:: Work instructions ::
Extract every entry word for word.

:: Material for the task ::
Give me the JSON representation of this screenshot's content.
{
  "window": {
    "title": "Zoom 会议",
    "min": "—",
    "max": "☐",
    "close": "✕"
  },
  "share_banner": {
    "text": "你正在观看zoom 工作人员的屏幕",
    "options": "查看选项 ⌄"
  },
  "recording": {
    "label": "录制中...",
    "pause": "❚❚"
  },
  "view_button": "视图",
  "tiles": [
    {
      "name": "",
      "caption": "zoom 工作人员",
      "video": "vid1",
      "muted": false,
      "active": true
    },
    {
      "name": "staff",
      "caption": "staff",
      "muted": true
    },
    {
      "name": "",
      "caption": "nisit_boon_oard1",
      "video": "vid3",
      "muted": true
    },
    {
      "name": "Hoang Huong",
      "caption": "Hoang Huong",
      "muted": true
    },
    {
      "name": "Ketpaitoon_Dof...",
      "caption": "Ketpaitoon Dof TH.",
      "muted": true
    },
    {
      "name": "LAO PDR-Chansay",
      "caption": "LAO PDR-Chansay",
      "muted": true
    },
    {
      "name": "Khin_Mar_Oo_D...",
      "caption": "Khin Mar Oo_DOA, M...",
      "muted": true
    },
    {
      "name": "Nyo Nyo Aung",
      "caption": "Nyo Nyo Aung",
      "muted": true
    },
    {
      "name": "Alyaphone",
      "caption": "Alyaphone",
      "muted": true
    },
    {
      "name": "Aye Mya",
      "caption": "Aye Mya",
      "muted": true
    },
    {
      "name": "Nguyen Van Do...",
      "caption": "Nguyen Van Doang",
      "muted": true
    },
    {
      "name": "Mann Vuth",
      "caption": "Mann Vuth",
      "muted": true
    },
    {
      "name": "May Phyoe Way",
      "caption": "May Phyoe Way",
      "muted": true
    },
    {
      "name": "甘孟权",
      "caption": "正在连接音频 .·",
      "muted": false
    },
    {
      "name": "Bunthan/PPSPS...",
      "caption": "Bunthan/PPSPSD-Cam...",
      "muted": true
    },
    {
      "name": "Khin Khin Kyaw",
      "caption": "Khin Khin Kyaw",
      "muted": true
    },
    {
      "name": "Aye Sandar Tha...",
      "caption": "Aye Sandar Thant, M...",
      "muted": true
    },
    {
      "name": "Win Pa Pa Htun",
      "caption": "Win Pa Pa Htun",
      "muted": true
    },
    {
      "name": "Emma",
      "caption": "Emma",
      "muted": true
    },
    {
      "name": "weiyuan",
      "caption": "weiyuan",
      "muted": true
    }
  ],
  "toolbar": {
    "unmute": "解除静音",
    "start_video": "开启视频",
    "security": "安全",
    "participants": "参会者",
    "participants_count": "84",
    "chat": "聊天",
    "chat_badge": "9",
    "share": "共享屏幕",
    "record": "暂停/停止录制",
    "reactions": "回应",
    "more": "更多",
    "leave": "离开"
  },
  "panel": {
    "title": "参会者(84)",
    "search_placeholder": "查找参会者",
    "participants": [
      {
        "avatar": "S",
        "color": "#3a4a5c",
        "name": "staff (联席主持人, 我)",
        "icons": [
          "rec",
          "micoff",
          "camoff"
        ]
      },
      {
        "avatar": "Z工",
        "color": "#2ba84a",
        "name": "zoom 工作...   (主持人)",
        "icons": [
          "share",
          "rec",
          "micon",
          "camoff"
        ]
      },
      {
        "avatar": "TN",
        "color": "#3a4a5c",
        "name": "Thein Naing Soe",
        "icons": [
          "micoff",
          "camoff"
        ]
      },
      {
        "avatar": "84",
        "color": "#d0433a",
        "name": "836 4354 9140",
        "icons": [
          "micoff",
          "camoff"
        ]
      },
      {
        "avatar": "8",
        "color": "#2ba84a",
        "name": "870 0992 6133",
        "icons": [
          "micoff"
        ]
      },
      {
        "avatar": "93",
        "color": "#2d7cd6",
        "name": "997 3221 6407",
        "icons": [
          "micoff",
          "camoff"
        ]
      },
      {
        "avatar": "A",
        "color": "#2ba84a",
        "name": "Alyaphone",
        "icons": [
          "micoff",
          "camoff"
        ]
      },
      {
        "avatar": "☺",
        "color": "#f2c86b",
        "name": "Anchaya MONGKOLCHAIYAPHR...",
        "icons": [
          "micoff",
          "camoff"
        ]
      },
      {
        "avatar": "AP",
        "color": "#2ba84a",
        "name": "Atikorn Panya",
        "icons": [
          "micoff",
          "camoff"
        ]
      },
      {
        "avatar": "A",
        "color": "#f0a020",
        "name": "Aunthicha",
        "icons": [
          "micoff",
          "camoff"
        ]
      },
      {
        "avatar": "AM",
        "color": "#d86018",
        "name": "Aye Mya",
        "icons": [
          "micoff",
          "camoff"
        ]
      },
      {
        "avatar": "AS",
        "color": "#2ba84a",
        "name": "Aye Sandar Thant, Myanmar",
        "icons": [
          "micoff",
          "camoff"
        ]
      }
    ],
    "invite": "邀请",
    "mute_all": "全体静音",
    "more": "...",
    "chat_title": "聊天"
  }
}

:: Solution to this exercise ::
Give me the JSON representation of this screenshot's content.
{
  "window": {
    "title": "Zoom 会议",
    "min": "—",
    "max": "☐",
    "close": "✕"
  },
  "share_banner": {
    "text": "你正在观看zoom 工作人员的屏幕",
    "options": "查看选项 ⌄"
  },
  "recording": {
    "label": "录制中...",
    "pause": "❚❚"
  },
  "view_button": "视图",
  "tiles": [
    {
      "name": "",
      "caption": "zoom 工作人员",
      "video": "vid1",
      "muted": false,
      "active": true
    },
    {
      "name": "staff",
      "caption": "staff",
      "muted": true
    },
    {
      "name": "",
      "caption": "nisit_boon_oard1",
      "video": "vid3",
      "muted": true
    },
    {
      "name": "Hoang Huong",
      "caption": "Hoang Huong",
      "muted": true
    },
    {
      "name": "Ketpaitoon_Dof...",
      "caption": "Ketpaitoon Dof TH.",
      "muted": true
    },
    {
      "name": "LAO PDR-Chansay",
      "caption": "LAO PDR-Chansay",
      "muted": true
    },
    {
      "name": "Khin_Mar_Oo_D...",
      "caption": "Khin Mar Oo_DOA, M...",
      "muted": true
    },
    {
      "name": "Nyo Nyo Aung",
      "caption": "Nyo Nyo Aung",
      "muted": true
    },
    {
      "name": "Alyaphone",
      "caption": "Alyaphone",
      "muted": true
    },
    {
      "name": "Aye Mya",
      "caption": "Aye Mya",
      "muted": true
    },
    {
      "name": "Nguyen Van Do...",
      "caption": "Nguyen Van Doang",
      "muted": true
    },
    {
      "name": "Mann Vuth",
      "caption": "Mann Vuth",
      "muted": true
    },
    {
      "name": "May Phyoe Way",
      "caption": "May Phyoe Way",
      "muted": true
    },
    {
      "name": "甘孟权",
      "caption": "正在连接音频 .·",
      "muted": false
    },
    {
      "name": "Bunthan/PPSPS...",
      "caption": "Bunthan/PPSPSD-Cam...",
      "muted": true
    },
    {
      "name": "Khin Khin Kyaw",
      "caption": "Khin Khin Kyaw",
      "muted": true
    },
    {
      "name": "Aye Sandar Tha...",
      "caption": "Aye Sandar Thant, M...",
      "muted": true
    },
    {
      "name": "Win Pa Pa Htun",
      "caption": "Win Pa Pa Htun",
      "muted": true
    },
    {
      "name": "Emma",
      "caption": "Emma",
      "muted": true
    },
    {
      "name": "weiyuan",
      "caption": "weiyuan",
      "muted": true
    }
  ],
  "toolbar": {
    "unmute": "解除静音",
    "start_video": "开启视频",
    "security": "安全",
    "participants": "参会者",
    "participants_count": "84",
    "chat": "聊天",
    "chat_badge": "9",
    "share": "共享屏幕",
    "record": "暂停/停止录制",
    "reactions": "回应",
    "more": "更多",
    "leave": "离开"
  },
  "panel": {
    "title": "参会者(84)",
    "search_placeholder": "查找参会者",
    "participants": [
      {
        "avatar": "S",
        "color": "#3a4a5c",
        "name": "staff (联席主持人, 我)",
        "icons": [
          "rec",
          "micoff",
          "camoff"
        ]
      },
      {
        "avatar": "Z工",
        "color": "#2ba84a",
        "name": "zoom 工作...   (主持人)",
        "icons": [
          "share",
          "rec",
          "micon",
          "camoff"
        ]
      },
      {
        "avatar": "TN",
        "color": "#3a4a5c",
        "name": "Thein Naing Soe",
        "icons": [
          "micoff",
          "camoff"
        ]
      },
      {
        "avatar": "84",
        "color": "#d0433a",
        "name": "836 4354 9140",
        "icons": [
          "micoff",
          "camoff"
        ]
      },
      {
        "avatar": "8",
        "color": "#2ba84a",
        "name": "870 0992 6133",
        "icons": [
          "micoff"
        ]
      },
      {
        "avatar": "93",
        "color": "#2d7cd6",
        "name": "997 3221 6407",
        "icons": [
          "micoff",
          "camoff"
        ]
      },
      {
        "avatar": "A",
        "color": "#2ba84a",
        "name": "Alyaphone",
        "icons": [
          "micoff",
          "camoff"
        ]
      },
      {
        "avatar": "☺",
        "color": "#f2c86b",
        "name": "Anchaya MONGKOLCHAIYAPHR...",
        "icons": [
          "micoff",
          "camoff"
        ]
      },
      {
        "avatar": "AP",
        "color": "#2ba84a",
        "name": "Atikorn Panya",
        "icons": [
          "micoff",
          "camoff"
        ]
      },
      {
        "avatar": "A",
        "color": "#f0a020",
        "name": "Aunthicha",
        "icons": [
          "micoff",
          "camoff"
        ]
      },
      {
        "avatar": "AM",
        "color": "#d86018",
        "name": "Aye Mya",
        "icons": [
          "micoff",
          "camoff"
        ]
      },
      {
        "avatar": "AS",
        "color": "#2ba84a",
        "name": "Aye Sandar Thant, Myanmar",
        "icons": [
          "micoff",
          "camoff"
        ]
      }
    ],
    "invite": "邀请",
    "mute_all": "全体静音",
    "more": "...",
    "chat_title": "聊天"
  }
}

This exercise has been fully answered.